▶ **Exercise requirements**
Your answer is a single number: the count of lines that contain the string "соответствии".
Information shown start
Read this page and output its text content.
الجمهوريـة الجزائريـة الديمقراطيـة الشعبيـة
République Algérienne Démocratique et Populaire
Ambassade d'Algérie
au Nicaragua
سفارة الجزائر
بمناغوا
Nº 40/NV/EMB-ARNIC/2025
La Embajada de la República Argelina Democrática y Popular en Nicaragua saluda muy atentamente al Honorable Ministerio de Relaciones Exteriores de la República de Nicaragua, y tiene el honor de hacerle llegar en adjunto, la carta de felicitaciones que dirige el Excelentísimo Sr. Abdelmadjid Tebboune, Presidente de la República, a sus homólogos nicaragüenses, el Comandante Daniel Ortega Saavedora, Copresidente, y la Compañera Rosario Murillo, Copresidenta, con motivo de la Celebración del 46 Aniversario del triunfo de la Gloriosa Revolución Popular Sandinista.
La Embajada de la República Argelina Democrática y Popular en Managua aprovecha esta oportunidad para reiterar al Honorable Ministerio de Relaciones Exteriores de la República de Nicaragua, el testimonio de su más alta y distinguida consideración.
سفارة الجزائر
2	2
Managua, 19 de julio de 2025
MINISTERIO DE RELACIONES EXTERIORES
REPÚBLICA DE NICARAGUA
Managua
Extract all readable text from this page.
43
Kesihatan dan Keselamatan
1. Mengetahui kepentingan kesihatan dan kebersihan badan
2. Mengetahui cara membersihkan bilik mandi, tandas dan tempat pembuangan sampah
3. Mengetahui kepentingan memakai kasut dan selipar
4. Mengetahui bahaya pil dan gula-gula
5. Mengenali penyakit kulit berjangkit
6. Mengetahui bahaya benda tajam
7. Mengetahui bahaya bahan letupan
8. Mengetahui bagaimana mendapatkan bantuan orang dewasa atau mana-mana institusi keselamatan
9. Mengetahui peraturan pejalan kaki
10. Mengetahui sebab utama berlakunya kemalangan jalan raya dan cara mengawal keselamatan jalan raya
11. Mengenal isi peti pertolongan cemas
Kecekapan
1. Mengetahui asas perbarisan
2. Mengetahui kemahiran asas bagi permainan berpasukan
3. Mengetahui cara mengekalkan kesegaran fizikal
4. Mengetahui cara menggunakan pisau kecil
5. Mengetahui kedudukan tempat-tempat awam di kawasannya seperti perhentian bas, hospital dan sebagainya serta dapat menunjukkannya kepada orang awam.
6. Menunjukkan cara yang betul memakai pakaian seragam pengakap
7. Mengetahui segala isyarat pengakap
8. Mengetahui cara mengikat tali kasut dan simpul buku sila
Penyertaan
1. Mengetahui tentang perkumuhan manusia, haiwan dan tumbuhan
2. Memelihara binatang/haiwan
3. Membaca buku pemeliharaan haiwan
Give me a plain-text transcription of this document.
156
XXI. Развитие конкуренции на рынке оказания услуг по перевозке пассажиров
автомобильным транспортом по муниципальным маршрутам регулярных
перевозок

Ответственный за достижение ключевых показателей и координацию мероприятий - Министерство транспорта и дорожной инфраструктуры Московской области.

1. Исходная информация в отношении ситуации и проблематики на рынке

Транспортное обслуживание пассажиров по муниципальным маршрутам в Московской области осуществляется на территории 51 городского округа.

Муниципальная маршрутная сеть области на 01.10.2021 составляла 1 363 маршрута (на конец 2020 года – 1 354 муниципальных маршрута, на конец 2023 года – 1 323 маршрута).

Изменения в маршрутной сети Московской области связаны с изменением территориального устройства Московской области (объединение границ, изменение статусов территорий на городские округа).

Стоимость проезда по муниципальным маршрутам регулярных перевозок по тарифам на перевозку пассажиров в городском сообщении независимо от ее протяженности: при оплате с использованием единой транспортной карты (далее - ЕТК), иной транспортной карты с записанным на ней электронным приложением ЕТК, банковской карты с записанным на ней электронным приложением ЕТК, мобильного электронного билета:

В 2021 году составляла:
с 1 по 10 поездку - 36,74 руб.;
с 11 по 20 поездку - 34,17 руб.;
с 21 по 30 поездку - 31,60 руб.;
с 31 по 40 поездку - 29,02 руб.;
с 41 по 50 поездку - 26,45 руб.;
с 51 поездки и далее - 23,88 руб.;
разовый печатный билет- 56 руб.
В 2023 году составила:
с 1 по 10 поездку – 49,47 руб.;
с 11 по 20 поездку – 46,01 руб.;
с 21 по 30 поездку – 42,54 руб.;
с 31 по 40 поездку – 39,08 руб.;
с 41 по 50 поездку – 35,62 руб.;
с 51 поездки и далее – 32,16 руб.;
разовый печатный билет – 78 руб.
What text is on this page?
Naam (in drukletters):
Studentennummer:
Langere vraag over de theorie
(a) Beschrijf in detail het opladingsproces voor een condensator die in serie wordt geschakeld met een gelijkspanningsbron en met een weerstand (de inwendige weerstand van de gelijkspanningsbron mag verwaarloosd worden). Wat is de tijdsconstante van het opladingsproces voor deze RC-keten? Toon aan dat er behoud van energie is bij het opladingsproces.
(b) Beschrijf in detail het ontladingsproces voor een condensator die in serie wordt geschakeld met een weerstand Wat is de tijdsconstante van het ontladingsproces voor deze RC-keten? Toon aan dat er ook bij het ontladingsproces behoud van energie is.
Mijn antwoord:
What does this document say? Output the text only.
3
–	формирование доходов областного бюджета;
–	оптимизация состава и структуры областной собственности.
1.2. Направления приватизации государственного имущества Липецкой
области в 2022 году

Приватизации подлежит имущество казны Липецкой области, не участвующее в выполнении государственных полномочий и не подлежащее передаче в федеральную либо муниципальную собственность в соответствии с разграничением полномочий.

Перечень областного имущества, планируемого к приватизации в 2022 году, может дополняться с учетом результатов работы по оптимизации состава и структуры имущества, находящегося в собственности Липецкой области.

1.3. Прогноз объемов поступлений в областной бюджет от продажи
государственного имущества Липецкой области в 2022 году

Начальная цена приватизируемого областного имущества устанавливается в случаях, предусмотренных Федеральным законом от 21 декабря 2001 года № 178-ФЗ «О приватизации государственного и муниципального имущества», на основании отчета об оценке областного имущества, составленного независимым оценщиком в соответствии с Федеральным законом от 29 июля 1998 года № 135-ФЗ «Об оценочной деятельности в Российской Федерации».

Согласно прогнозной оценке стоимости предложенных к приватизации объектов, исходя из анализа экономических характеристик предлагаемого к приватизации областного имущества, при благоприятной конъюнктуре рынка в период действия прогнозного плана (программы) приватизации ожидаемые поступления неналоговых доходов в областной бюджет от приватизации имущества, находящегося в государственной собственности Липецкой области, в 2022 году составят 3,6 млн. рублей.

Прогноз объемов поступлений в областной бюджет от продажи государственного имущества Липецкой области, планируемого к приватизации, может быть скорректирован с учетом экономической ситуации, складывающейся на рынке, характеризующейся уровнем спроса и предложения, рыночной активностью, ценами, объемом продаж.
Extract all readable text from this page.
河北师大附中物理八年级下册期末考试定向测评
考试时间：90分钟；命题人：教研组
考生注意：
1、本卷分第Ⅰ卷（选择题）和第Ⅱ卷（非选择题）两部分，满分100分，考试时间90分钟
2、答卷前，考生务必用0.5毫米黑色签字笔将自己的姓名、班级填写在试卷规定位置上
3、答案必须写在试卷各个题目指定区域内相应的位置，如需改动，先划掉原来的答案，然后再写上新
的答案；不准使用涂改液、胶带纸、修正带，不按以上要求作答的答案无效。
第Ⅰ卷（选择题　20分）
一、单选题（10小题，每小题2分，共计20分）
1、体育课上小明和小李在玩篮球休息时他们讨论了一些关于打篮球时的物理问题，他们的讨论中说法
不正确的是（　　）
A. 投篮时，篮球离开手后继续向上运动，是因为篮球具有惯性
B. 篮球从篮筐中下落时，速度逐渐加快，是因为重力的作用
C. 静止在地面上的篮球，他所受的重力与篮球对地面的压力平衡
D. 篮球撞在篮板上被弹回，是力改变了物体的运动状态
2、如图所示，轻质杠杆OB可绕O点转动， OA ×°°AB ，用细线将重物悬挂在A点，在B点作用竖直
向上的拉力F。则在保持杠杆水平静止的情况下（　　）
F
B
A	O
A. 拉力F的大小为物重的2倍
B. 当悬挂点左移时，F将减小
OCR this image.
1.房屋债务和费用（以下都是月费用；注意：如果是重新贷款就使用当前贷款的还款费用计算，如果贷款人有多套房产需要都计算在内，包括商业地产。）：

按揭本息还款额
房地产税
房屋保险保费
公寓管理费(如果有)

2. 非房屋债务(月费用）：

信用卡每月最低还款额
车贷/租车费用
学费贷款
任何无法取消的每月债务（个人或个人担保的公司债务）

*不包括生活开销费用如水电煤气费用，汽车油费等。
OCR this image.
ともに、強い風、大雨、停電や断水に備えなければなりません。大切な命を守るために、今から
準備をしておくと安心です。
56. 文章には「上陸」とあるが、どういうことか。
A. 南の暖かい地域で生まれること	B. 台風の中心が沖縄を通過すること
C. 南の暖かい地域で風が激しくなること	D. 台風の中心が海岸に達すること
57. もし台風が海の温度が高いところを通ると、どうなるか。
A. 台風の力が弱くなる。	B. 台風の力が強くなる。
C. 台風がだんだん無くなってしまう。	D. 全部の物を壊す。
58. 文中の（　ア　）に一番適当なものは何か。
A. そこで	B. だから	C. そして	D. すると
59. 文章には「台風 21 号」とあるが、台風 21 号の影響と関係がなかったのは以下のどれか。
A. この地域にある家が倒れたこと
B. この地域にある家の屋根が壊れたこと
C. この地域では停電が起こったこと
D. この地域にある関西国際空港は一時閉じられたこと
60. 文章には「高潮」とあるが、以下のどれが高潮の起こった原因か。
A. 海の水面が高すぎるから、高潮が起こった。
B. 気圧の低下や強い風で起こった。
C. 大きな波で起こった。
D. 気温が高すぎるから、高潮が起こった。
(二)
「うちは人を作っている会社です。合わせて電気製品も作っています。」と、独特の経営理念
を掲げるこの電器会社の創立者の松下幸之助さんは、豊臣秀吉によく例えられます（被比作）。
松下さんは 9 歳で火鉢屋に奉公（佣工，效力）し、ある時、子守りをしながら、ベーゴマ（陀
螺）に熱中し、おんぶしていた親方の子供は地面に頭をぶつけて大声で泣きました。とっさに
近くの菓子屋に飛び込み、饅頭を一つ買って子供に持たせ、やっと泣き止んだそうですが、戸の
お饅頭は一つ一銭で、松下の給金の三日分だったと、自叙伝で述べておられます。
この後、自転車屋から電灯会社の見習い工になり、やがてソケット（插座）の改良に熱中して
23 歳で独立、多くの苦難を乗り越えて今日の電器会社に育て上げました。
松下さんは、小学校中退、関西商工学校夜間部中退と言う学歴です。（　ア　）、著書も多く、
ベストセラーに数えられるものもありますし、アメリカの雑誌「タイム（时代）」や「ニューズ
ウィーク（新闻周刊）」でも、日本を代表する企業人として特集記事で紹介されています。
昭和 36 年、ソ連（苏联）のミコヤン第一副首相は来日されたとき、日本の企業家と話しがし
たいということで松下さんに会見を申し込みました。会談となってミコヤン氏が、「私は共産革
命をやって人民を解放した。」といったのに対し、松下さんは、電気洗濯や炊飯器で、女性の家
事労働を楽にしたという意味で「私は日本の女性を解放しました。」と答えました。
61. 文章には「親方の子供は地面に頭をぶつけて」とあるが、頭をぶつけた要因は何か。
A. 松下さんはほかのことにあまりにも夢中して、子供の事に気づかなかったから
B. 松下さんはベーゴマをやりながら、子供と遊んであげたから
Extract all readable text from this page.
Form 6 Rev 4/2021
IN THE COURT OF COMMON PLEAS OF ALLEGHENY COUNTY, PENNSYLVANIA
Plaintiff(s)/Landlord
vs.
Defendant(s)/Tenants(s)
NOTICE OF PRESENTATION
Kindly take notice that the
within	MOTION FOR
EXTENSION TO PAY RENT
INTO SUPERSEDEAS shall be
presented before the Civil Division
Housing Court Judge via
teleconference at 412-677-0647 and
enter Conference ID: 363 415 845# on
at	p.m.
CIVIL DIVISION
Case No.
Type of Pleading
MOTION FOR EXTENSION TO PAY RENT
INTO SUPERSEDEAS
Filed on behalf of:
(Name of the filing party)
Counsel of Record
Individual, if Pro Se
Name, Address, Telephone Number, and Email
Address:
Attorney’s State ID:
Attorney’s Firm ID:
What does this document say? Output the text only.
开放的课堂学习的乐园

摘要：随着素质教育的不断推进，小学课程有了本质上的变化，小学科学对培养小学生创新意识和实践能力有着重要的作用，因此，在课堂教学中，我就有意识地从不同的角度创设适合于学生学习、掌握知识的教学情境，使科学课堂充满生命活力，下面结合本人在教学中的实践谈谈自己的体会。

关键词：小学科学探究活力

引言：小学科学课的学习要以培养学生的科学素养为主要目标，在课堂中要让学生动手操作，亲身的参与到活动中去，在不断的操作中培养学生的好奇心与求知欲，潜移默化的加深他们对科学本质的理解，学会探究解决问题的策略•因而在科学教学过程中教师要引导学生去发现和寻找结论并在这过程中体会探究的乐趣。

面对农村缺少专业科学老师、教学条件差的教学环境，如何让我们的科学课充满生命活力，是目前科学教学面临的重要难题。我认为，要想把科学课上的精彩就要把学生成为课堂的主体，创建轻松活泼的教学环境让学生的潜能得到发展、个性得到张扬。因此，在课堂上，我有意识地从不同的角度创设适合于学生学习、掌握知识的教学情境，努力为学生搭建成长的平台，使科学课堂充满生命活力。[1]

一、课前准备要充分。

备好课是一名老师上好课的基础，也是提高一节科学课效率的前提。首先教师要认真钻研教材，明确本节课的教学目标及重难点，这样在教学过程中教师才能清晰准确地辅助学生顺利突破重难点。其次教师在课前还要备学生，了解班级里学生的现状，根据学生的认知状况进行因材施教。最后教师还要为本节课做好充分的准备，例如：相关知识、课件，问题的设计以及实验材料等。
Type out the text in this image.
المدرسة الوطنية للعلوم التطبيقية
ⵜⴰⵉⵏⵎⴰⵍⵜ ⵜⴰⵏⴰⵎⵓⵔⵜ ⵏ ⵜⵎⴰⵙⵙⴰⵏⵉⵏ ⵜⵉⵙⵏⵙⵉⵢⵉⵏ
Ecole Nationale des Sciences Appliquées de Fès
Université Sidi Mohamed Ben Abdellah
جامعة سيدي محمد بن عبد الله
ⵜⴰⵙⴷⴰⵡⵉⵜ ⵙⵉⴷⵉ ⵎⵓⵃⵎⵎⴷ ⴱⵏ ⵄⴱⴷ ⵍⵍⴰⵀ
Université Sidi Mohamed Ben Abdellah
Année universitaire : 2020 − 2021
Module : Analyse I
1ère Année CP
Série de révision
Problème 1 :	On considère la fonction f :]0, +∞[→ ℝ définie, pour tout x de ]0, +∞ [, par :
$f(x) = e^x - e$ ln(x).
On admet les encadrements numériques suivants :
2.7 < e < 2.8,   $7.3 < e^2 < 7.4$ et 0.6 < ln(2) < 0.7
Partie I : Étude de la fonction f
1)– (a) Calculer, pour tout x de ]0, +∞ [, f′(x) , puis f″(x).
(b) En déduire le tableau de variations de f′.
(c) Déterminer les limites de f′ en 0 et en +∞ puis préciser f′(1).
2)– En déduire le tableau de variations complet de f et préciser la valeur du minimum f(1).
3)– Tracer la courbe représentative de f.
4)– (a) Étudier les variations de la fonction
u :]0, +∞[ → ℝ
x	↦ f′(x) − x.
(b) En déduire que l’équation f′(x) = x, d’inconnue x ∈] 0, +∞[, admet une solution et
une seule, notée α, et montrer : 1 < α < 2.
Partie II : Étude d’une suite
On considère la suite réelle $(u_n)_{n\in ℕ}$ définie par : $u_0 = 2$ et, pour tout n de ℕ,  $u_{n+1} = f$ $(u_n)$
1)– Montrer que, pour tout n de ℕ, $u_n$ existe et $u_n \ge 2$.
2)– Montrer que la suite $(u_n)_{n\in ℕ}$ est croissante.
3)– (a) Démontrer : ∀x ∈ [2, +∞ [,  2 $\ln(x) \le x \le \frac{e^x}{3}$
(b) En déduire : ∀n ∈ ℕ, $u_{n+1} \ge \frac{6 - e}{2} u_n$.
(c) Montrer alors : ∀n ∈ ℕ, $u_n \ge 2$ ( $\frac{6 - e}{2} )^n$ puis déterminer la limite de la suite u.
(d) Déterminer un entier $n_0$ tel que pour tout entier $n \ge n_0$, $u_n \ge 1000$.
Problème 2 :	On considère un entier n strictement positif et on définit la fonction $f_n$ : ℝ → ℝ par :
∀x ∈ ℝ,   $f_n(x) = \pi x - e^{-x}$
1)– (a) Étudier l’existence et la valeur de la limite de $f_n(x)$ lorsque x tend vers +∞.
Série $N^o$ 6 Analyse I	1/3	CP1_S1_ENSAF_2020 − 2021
Information shown end
▶ **Task output**
2